# Exercise directions
Filter the data below for the string "icon" and copy each matching line.

# Provided information

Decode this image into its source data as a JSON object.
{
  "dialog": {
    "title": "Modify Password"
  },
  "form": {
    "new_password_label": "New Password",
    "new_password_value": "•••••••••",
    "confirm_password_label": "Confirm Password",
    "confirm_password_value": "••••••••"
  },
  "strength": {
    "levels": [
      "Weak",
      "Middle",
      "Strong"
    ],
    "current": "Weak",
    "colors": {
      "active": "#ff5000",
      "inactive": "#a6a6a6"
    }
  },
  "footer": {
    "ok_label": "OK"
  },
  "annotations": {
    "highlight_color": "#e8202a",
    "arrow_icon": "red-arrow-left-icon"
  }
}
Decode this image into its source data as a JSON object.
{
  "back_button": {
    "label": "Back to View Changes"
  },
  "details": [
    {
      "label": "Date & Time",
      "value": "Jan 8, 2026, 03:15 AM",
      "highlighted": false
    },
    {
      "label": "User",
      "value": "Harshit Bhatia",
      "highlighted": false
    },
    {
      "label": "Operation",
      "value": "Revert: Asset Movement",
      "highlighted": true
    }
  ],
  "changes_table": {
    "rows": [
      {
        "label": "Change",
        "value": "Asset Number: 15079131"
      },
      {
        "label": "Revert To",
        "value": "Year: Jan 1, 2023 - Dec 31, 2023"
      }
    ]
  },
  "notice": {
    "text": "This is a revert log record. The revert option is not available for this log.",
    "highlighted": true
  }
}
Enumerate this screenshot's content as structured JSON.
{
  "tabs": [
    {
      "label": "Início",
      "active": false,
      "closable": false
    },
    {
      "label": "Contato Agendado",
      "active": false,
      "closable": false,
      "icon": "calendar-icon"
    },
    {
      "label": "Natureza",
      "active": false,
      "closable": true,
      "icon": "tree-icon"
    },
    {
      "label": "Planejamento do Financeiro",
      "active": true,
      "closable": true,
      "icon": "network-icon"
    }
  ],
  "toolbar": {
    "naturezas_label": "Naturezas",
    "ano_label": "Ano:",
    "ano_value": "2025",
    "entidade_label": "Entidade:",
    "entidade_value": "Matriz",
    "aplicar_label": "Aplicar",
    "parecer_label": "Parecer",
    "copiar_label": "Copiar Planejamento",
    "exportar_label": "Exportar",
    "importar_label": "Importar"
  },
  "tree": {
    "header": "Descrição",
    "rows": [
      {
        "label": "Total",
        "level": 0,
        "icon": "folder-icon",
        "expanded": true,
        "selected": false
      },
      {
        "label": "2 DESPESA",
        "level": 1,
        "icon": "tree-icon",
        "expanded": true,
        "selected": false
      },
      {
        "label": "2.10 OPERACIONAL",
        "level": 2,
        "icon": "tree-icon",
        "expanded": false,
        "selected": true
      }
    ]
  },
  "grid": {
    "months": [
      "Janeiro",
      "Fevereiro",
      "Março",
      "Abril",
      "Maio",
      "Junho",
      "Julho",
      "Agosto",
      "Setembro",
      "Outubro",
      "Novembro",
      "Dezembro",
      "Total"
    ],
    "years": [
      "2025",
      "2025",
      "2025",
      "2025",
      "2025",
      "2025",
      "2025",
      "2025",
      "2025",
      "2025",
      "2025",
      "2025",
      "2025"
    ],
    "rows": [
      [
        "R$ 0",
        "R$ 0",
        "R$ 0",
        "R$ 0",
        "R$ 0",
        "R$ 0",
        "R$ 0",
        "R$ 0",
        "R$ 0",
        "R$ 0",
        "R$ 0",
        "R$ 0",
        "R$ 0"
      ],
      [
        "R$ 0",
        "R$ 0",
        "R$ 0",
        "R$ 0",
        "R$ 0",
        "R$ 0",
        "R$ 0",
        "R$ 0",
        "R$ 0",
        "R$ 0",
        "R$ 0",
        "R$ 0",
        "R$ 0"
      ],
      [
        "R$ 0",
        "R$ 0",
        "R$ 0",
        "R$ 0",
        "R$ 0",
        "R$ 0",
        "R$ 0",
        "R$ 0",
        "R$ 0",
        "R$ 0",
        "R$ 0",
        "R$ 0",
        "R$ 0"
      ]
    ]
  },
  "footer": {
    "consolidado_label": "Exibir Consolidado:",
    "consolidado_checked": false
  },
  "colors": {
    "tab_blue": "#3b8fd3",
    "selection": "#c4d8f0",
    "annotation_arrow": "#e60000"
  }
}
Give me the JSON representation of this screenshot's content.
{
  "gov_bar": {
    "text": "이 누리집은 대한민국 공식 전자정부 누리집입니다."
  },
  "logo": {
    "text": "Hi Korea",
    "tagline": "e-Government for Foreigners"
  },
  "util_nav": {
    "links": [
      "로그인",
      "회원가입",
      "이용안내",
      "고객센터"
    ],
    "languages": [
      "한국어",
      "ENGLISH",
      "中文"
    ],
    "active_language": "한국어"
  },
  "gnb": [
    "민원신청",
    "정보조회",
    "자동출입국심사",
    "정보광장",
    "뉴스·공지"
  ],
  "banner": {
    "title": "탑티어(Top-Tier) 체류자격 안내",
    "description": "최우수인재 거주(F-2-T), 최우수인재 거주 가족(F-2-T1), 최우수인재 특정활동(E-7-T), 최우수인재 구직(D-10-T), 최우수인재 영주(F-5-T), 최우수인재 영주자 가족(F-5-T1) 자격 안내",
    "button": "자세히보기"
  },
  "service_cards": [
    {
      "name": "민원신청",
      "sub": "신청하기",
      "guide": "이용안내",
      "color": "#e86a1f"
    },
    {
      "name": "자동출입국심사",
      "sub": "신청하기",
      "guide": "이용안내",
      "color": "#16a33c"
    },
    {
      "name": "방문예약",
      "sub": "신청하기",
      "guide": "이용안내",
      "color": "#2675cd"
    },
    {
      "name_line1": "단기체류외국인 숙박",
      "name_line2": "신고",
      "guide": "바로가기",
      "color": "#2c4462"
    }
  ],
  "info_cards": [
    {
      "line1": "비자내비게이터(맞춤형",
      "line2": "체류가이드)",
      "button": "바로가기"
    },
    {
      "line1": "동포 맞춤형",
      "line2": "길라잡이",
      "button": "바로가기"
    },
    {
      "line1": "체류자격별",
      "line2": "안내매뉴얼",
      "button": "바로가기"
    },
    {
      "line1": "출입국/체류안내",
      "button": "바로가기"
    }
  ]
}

# Correct output
    "arrow_icon": "red-arrow-left-icon"
      "icon": "calendar-icon"
      "icon": "tree-icon"
      "icon": "network-icon"
        "icon": "folder-icon",
        "icon": "tree-icon",
        "icon": "tree-icon",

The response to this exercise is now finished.